• _Exercice proposé_:
Reproduisez le passage du texte sur l'unanimisme situé entre « En vérité il » et « place à l’Université Cheikh Anta Diop de Dakar. », bornes comprises, en substituant « fonds de commerce électoral » à « business politique ».

=== Extrait du texte ===

Le piège de l’unanimisme !
‘’Le Vice, le Courtisan, le Malheur et l’Amour ne connaissent que le présent’’ - Honoré de Balzac
La dernière intifada à l’Université Cheikh Anta Diop de Dakar aura révélé au moins une chose : dans la course vers l’unanimisme, les sénégalais seront bientôt imbattables, dans le monde. Tout le monde veut plaire au Prince ! Comme si le silence était subitement synonyme de crime, responsables politiques, de la société civile et même de la sphère religieuse ont rivalisé d’ardeur, dans une folle ruée… vers une Alliance pour des… condamnations.
On a vu des partis politiques qui, au départ, n’accordaient pas d’importance à cette affaire, être obligés de sortir de leur trou, parce que de l’autre côté, celui du pouvoir, l’on voit d’un très mauvais œil que ces alliés, conviés à la même table, n’entonnent point la symphonie que tout le monde débite. On a aussi vu une alliée, ministre-conseiller, oubliée dans son bureau au Palais monter au créneau, par la baraka de cette affaire, pour mettre en avant sa casquette d‘enseignante à l’Université et entonner l’hymne local du… ‘’Ce n’est pas normal..’’. Aminata Sow Sidibé, dénonce ainsi sa mise à l’écart qui explique en partie la pluie de cailloux sur le ‘temple’ de Cheikh Anta Diop, au grand dam de notre ‘’Président bien-aimé’’. Aurait-elle été consultée, elle qui connaît l’Université Cheikh Anta Diop du bout des doigts pour y avoir enseigné le droit civil, aux côtés de Paul Ngom, Serigne Diop etc.., les choses ne se seraient sans doute pas passées comme elles l’ont été, lors de la fameuse journée du 31 juillet 2015. Bref, on en aura vu… et entendu…
Point n’est cependant question de banaliser une affaire qui est le fait de quelques ‘’analphabètes’’ (des temps modernes) à l’Université Cheikh Anta Diop de Dakar. Il est évident qu’on ne peut pas, qu’on ne doit pas jeter des cailloux sur le cortège présidentiel. L’institution qu’est le président transcende nos personnes. Puisque nous sommes en République et que nous avons fait le choix de vivre ensemble, elle reste la seule vraie force commune qui tire sa puissance de nous. Mais à force de le dire, de le répéter, de le ré-répéter, on finit bien par s’en lasser.
En vérité il y a un tout autre problème qui consiste coûte que coûte à vouloir faire de ce scandale un business politique. Cela créé de façon quasi-virtuelle une autre affaire sur la première. La couche de vernis qui empêche donc de voir les vrais problèmes. Et lorsqu’on en met encore d’autres, cela donne des effets comme ceux qu’on retrouve dans la nature lorsque plusieurs states géologiques se superposent. Difficile à décrypter… Et comme pour rendre la situation plus inextricable, dans la chaleur de l’émotion des premiers jours, le ministre de l’Enseignement supérieur Mary Teuw Niane a pu déclarer que 10.000 à 20 mille étudiants n’avaient pas leur place à l’Université Cheikh Anta Diop de Dakar.

=== Extrait de données ===

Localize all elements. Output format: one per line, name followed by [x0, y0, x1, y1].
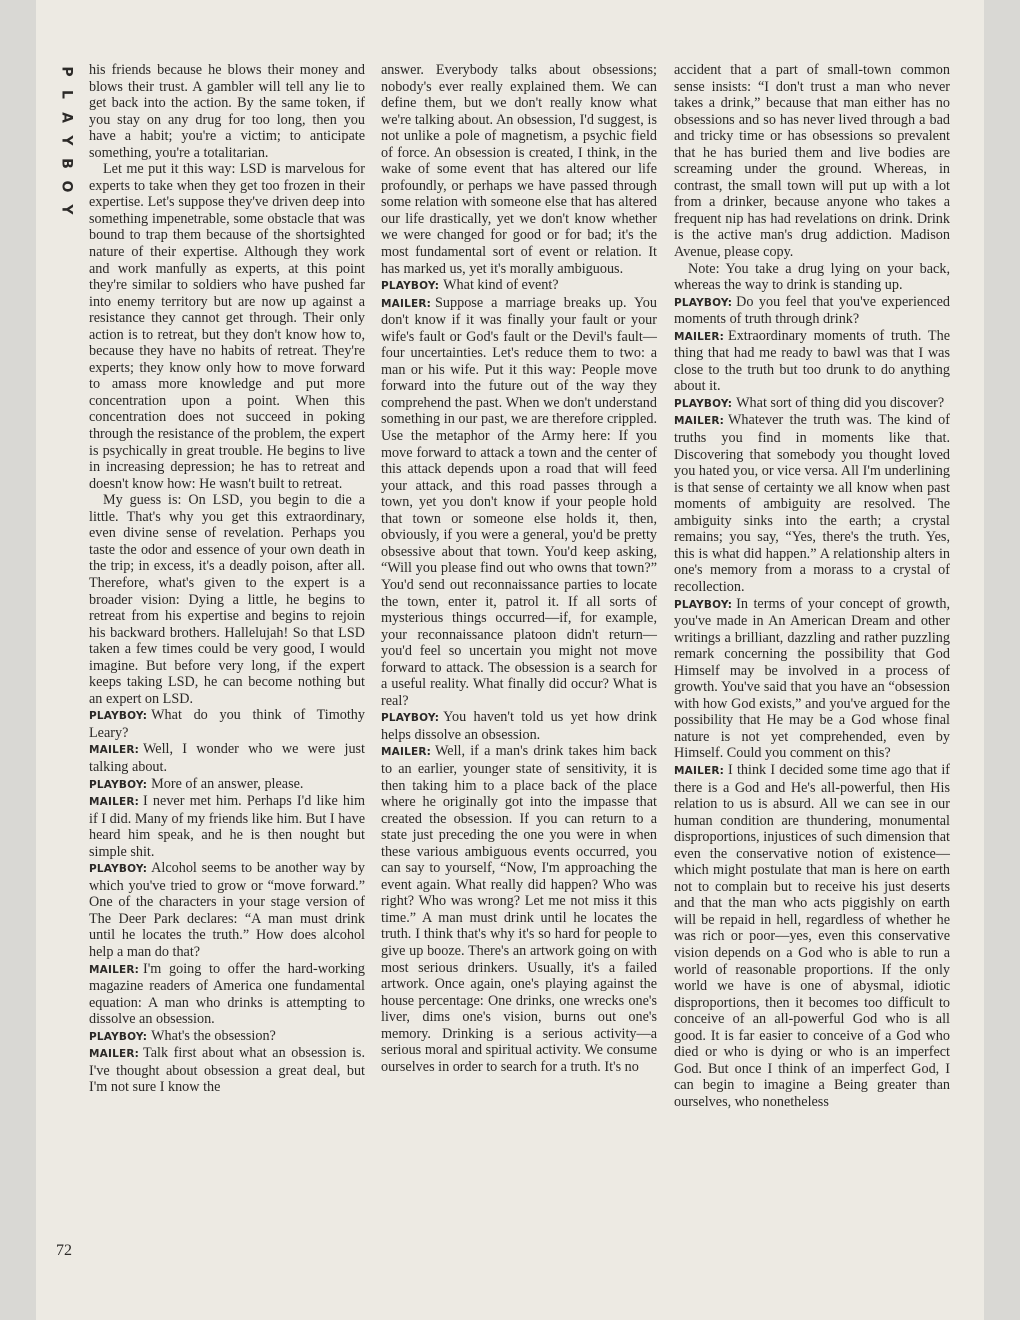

===

• _Réponse attendue_:
En vérité il y a un tout autre problème qui consiste coûte que coûte à vouloir faire de ce scandale un fonds de commerce électoral. Cela créé de façon quasi-virtuelle une autre affaire sur la première. La couche de vernis qui empêche donc de voir les vrais problèmes. Et lorsqu’on en met encore d’autres, cela donne des effets comme ceux qu’on retrouve dans la nature lorsque plusieurs states géologiques se superposent. Difficile à décrypter… Et comme pour rendre la situation plus inextricable, dans la chaleur de l’émotion des premiers jours, le ministre de l’Enseignement supérieur Mary Teuw Niane a pu déclarer que 10.000 à 20 mille étudiants n’avaient pas leur place à l’Université Cheikh Anta Diop de Dakar.